# What you should do
Write the material out again, line by line, exactly as it is.

>> start Data in this exercise

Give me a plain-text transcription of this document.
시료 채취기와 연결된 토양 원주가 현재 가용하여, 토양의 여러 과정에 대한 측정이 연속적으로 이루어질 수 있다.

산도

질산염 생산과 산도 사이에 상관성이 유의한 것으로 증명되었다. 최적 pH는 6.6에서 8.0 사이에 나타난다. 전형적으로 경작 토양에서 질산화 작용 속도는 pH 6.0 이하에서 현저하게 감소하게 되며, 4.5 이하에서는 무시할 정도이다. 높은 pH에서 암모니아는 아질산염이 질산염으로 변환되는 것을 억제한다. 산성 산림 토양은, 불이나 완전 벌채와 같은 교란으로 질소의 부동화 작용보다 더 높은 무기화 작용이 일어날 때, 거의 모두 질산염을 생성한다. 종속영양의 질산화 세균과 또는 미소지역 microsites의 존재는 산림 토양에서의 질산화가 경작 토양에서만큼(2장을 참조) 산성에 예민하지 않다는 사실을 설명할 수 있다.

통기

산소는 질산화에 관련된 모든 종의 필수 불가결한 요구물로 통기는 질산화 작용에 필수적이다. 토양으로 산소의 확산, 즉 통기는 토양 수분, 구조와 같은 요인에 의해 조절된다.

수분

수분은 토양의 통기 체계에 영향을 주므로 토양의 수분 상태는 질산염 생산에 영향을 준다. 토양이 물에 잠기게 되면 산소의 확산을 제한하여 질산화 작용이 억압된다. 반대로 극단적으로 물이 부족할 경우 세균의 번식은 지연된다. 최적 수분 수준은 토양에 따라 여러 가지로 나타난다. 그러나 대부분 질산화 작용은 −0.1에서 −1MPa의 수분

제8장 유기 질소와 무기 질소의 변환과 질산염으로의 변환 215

>> end Data in this exercise

# Solution
Give me a plain-text transcription of this document.
시료 채취기와 연결된 토양 원주가 현재 가용하여, 토양의 여러 과정에 대한 측정이 연속적으로 이루어질 수 있다.

산도

질산염 생산과 산도 사이에 상관성이 유의한 것으로 증명되었다. 최적 pH는 6.6에서 8.0 사이에 나타난다. 전형적으로 경작 토양에서 질산화 작용 속도는 pH 6.0 이하에서 현저하게 감소하게 되며, 4.5 이하에서는 무시할 정도이다. 높은 pH에서 암모니아는 아질산염이 질산염으로 변환되는 것을 억제한다. 산성 산림 토양은, 불이나 완전 벌채와 같은 교란으로 질소의 부동화 작용보다 더 높은 무기화 작용이 일어날 때, 거의 모두 질산염을 생성한다. 종속영양의 질산화 세균과 또는 미소지역 microsites의 존재는 산림 토양에서의 질산화가 경작 토양에서만큼(2장을 참조) 산성에 예민하지 않다는 사실을 설명할 수 있다.

통기

산소는 질산화에 관련된 모든 종의 필수 불가결한 요구물로 통기는 질산화 작용에 필수적이다. 토양으로 산소의 확산, 즉 통기는 토양 수분, 구조와 같은 요인에 의해 조절된다.

수분

수분은 토양의 통기 체계에 영향을 주므로 토양의 수분 상태는 질산염 생산에 영향을 준다. 토양이 물에 잠기게 되면 산소의 확산을 제한하여 질산화 작용이 억압된다. 반대로 극단적으로 물이 부족할 경우 세균의 번식은 지연된다. 최적 수분 수준은 토양에 따라 여러 가지로 나타난다. 그러나 대부분 질산화 작용은 −0.1에서 −1MPa의 수분

제8장 유기 질소와 무기 질소의 변환과 질산염으로의 변환 215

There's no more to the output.